Supplied records =
━━━━━━━━━━━━━━━━━━━━━━━━━━━━━━

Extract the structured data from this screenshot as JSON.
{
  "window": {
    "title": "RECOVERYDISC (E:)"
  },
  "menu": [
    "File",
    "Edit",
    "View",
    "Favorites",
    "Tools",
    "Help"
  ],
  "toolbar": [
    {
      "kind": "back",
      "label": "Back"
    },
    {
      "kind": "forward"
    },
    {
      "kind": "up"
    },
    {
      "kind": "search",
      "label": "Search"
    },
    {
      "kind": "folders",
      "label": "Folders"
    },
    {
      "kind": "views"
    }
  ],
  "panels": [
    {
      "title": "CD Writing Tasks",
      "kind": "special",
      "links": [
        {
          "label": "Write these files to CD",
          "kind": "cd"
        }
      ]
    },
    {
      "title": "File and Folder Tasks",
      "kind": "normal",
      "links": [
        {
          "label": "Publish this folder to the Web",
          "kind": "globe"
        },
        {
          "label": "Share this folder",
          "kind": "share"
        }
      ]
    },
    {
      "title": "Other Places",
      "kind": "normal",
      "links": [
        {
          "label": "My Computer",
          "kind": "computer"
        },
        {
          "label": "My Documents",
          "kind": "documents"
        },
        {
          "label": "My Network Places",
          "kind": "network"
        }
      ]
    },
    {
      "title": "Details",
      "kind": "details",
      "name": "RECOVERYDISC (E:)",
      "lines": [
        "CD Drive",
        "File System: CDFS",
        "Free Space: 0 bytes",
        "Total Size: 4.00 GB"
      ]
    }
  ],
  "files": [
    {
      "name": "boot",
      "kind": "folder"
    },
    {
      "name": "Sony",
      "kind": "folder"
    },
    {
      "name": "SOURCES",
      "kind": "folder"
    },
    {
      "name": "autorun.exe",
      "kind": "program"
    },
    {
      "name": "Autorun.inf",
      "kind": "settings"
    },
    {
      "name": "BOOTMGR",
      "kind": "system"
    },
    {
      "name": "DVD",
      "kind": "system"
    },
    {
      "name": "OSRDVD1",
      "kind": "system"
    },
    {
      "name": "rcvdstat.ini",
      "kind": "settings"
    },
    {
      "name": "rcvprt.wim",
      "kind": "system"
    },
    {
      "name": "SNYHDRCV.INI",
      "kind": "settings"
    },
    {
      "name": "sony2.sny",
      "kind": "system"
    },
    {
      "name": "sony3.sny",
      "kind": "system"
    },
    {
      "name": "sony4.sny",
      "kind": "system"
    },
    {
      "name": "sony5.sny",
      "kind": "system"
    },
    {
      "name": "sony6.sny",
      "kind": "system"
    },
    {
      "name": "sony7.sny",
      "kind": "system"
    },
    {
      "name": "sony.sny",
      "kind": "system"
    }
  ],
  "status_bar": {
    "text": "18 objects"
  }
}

━━━━━━━━━━━━━━━━━━━━━━━━━━━━━━

Set task = Extract all of the data shown above without alteration.

Answer =
Extract the structured data from this screenshot as JSON.
{
  "window": {
    "title": "RECOVERYDISC (E:)"
  },
  "menu": [
    "File",
    "Edit",
    "View",
    "Favorites",
    "Tools",
    "Help"
  ],
  "toolbar": [
    {
      "kind": "back",
      "label": "Back"
    },
    {
      "kind": "forward"
    },
    {
      "kind": "up"
    },
    {
      "kind": "search",
      "label": "Search"
    },
    {
      "kind": "folders",
      "label": "Folders"
    },
    {
      "kind": "views"
    }
  ],
  "panels": [
    {
      "title": "CD Writing Tasks",
      "kind": "special",
      "links": [
        {
          "label": "Write these files to CD",
          "kind": "cd"
        }
      ]
    },
    {
      "title": "File and Folder Tasks",
      "kind": "normal",
      "links": [
        {
          "label": "Publish this folder to the Web",
          "kind": "globe"
        },
        {
          "label": "Share this folder",
          "kind": "share"
        }
      ]
    },
    {
      "title": "Other Places",
      "kind": "normal",
      "links": [
        {
          "label": "My Computer",
          "kind": "computer"
        },
        {
          "label": "My Documents",
          "kind": "documents"
        },
        {
          "label": "My Network Places",
          "kind": "network"
        }
      ]
    },
    {
      "title": "Details",
      "kind": "details",
      "name": "RECOVERYDISC (E:)",
      "lines": [
        "CD Drive",
        "File System: CDFS",
        "Free Space: 0 bytes",
        "Total Size: 4.00 GB"
      ]
    }
  ],
  "files": [
    {
      "name": "boot",
      "kind": "folder"
    },
    {
      "name": "Sony",
      "kind": "folder"
    },
    {
      "name": "SOURCES",
      "kind": "folder"
    },
    {
      "name": "autorun.exe",
      "kind": "program"
    },
    {
      "name": "Autorun.inf",
      "kind": "settings"
    },
    {
      "name": "BOOTMGR",
      "kind": "system"
    },
    {
      "name": "DVD",
      "kind": "system"
    },
    {
      "name": "OSRDVD1",
      "kind": "system"
    },
    {
      "name": "rcvdstat.ini",
      "kind": "settings"
    },
    {
      "name": "rcvprt.wim",
      "kind": "system"
    },
    {
      "name": "SNYHDRCV.INI",
      "kind": "settings"
    },
    {
      "name": "sony2.sny",
      "kind": "system"
    },
    {
      "name": "sony3.sny",
      "kind": "system"
    },
    {
      "name": "sony4.sny",
      "kind": "system"
    },
    {
      "name": "sony5.sny",
      "kind": "system"
    },
    {
      "name": "sony6.sny",
      "kind": "system"
    },
    {
      "name": "sony7.sny",
      "kind": "system"
    },
    {
      "name": "sony.sny",
      "kind": "system"
    }
  ],
  "status_bar": {
    "text": "18 objects"
  }
}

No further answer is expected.